#### Exercise:
Transcribe every entry word for word, leaving out all images.

#### Information supplied:
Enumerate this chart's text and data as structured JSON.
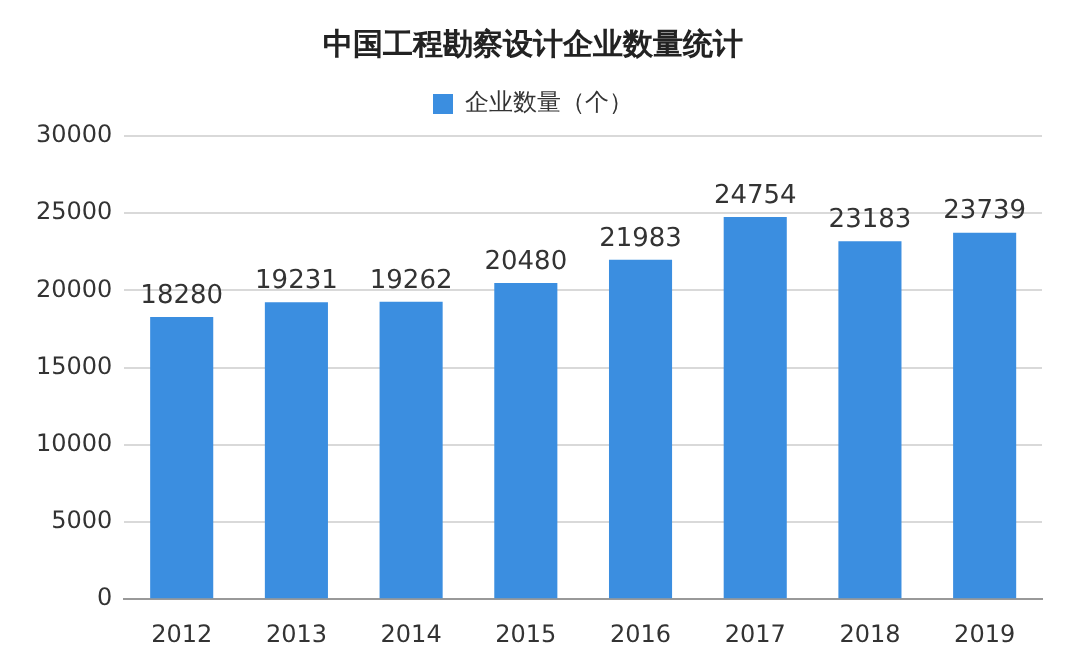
{
  "chart_data": {
    "type": "bar",
    "title": "中国工程勘察设计企业数量统计",
    "categories": [
      "2012",
      "2013",
      "2014",
      "2015",
      "2016",
      "2017",
      "2018",
      "2019"
    ],
    "series": [
      {
        "name": "企业数量（个）",
        "color": "#3b8ee0",
        "values": [
          18280,
          19231,
          19262,
          20480,
          21983,
          24754,
          23183,
          23739
        ]
      }
    ],
    "ylim": [
      0,
      30000
    ],
    "yticks": [
      0,
      5000,
      10000,
      15000,
      20000,
      25000,
      30000
    ],
    "grid": "y",
    "legend": "top",
    "data_labels": true
  }
}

#### Answer for this exercise:
Enumerate this chart's text and data as structured JSON.
{
  "chart_data": {
    "type": "bar",
    "title": "中国工程勘察设计企业数量统计",
    "categories": [
      "2012",
      "2013",
      "2014",
      "2015",
      "2016",
      "2017",
      "2018",
      "2019"
    ],
    "series": [
      {
        "name": "企业数量（个）",
        "color": "#3b8ee0",
        "values": [
          18280,
          19231,
          19262,
          20480,
          21983,
          24754,
          23183,
          23739
        ]
      }
    ],
    "ylim": [
      0,
      30000
    ],
    "yticks": [
      0,
      5000,
      10000,
      15000,
      20000,
      25000,
      30000
    ],
    "grid": "y",
    "legend": "top",
    "data_labels": true
  }
}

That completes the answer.